Wednesday, June 1, 2011

Stumbling on truth upon a mountain top

   The beauty of the northern range in Trinidad is breathtaking! Like wisdom, it catches a person unaware until later.   A month ago, I read a description of Italo Svevo, a Jewish-Italian writer of the 19th century: "an eccentric who barely knew himself and yet stumbled on eternal truths." I like that imagery: "stumbling on truth." In our lives we sometimes fail to recognize nature's splendor. How many countless times have I seen this part of my homeland and yet, did not see! In similar fashion, we sometimes stumble on truth, not knowing what we have encountered. Many years later, we see differently.
   Augustine is a great example, born in the 4th century, author of "The Confessions" who tells us of his struggles to find peace and God. He himself describes God as "Ancient Beauty."

■ Entries supplied ■
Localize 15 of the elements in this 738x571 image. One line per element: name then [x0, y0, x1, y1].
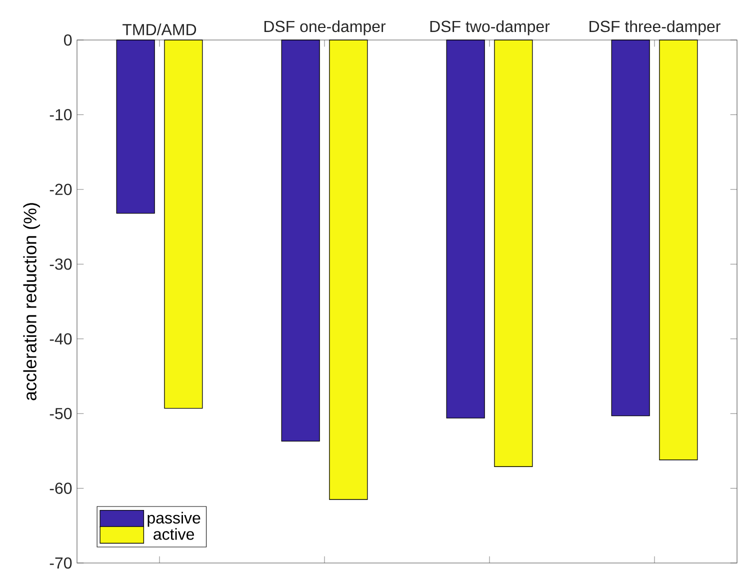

...

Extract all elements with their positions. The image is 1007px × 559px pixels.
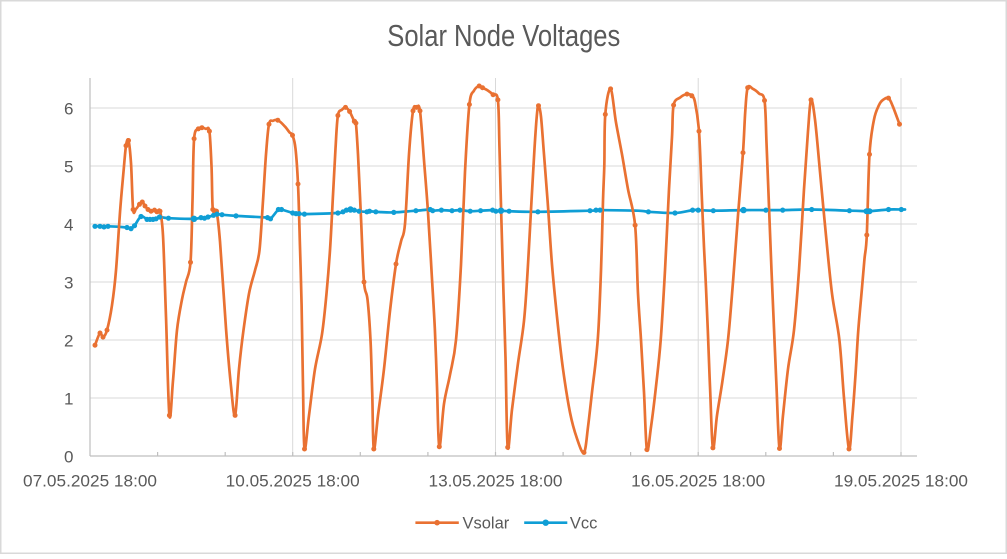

■ Set tasks ■
a) List every phrase the blog post on stumbling on truth sets in double quotation marks.
b) According to the blog post on stumbling on truth, in what century was Augustine born?
c) Retype the stretch of the blog post on stumbling on truth from "The beauty of" through "we see differently.".
The rows have no connection to the blog post.

■ Results in order ■
a)
- "an eccentric who barely knew himself and yet stumbled on eternal truths."
- "stumbling on truth."
- "The Confessions"
- "Ancient Beauty."

b) The 4th century.

c)
The beauty of the northern range in Trinidad is breathtaking! Like wisdom, it catches a person unaware until later.   A month ago, I read a description of Italo Svevo, a Jewish-Italian writer of the 19th century: "an eccentric who barely knew himself and yet stumbled on eternal truths." I like that imagery: "stumbling on truth." In our lives we sometimes fail to recognize nature's splendor. How many countless times have I seen this part of my homeland and yet, did not see! In similar fashion, we sometimes stumble on truth, not knowing what we have encountered. Many years later, we see differently.